* Start Extracted entries *

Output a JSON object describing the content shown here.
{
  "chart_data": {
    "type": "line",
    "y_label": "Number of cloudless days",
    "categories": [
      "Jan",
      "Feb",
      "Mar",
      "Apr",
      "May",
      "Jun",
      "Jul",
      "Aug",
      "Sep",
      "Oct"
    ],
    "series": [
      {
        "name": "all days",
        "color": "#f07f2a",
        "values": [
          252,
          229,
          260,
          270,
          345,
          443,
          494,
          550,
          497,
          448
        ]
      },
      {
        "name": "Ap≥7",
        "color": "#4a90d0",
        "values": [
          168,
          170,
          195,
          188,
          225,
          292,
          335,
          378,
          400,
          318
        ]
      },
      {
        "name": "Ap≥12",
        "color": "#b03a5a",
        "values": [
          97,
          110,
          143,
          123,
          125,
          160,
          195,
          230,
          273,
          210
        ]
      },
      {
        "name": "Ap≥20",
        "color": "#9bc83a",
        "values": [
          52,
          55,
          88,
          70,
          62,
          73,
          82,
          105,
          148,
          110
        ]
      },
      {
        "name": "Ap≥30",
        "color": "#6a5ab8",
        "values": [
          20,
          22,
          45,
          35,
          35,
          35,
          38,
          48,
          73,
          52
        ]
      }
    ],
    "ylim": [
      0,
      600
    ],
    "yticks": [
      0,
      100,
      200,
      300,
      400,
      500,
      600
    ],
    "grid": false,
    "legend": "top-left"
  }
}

* End Extracted entries *

# Problem requirements
Your task is to return the full listing exactly as it was given.

# Expected answer
Output a JSON object describing the content shown here.
{
  "chart_data": {
    "type": "line",
    "y_label": "Number of cloudless days",
    "categories": [
      "Jan",
      "Feb",
      "Mar",
      "Apr",
      "May",
      "Jun",
      "Jul",
      "Aug",
      "Sep",
      "Oct"
    ],
    "series": [
      {
        "name": "all days",
        "color": "#f07f2a",
        "values": [
          252,
          229,
          260,
          270,
          345,
          443,
          494,
          550,
          497,
          448
        ]
      },
      {
        "name": "Ap≥7",
        "color": "#4a90d0",
        "values": [
          168,
          170,
          195,
          188,
          225,
          292,
          335,
          378,
          400,
          318
        ]
      },
      {
        "name": "Ap≥12",
        "color": "#b03a5a",
        "values": [
          97,
          110,
          143,
          123,
          125,
          160,
          195,
          230,
          273,
          210
        ]
      },
      {
        "name": "Ap≥20",
        "color": "#9bc83a",
        "values": [
          52,
          55,
          88,
          70,
          62,
          73,
          82,
          105,
          148,
          110
        ]
      },
      {
        "name": "Ap≥30",
        "color": "#6a5ab8",
        "values": [
          20,
          22,
          45,
          35,
          35,
          35,
          38,
          48,
          73,
          52
        ]
      }
    ],
    "ylim": [
      0,
      600
    ],
    "yticks": [
      0,
      100,
      200,
      300,
      400,
      500,
      600
    ],
    "grid": false,
    "legend": "top-left"
  }
}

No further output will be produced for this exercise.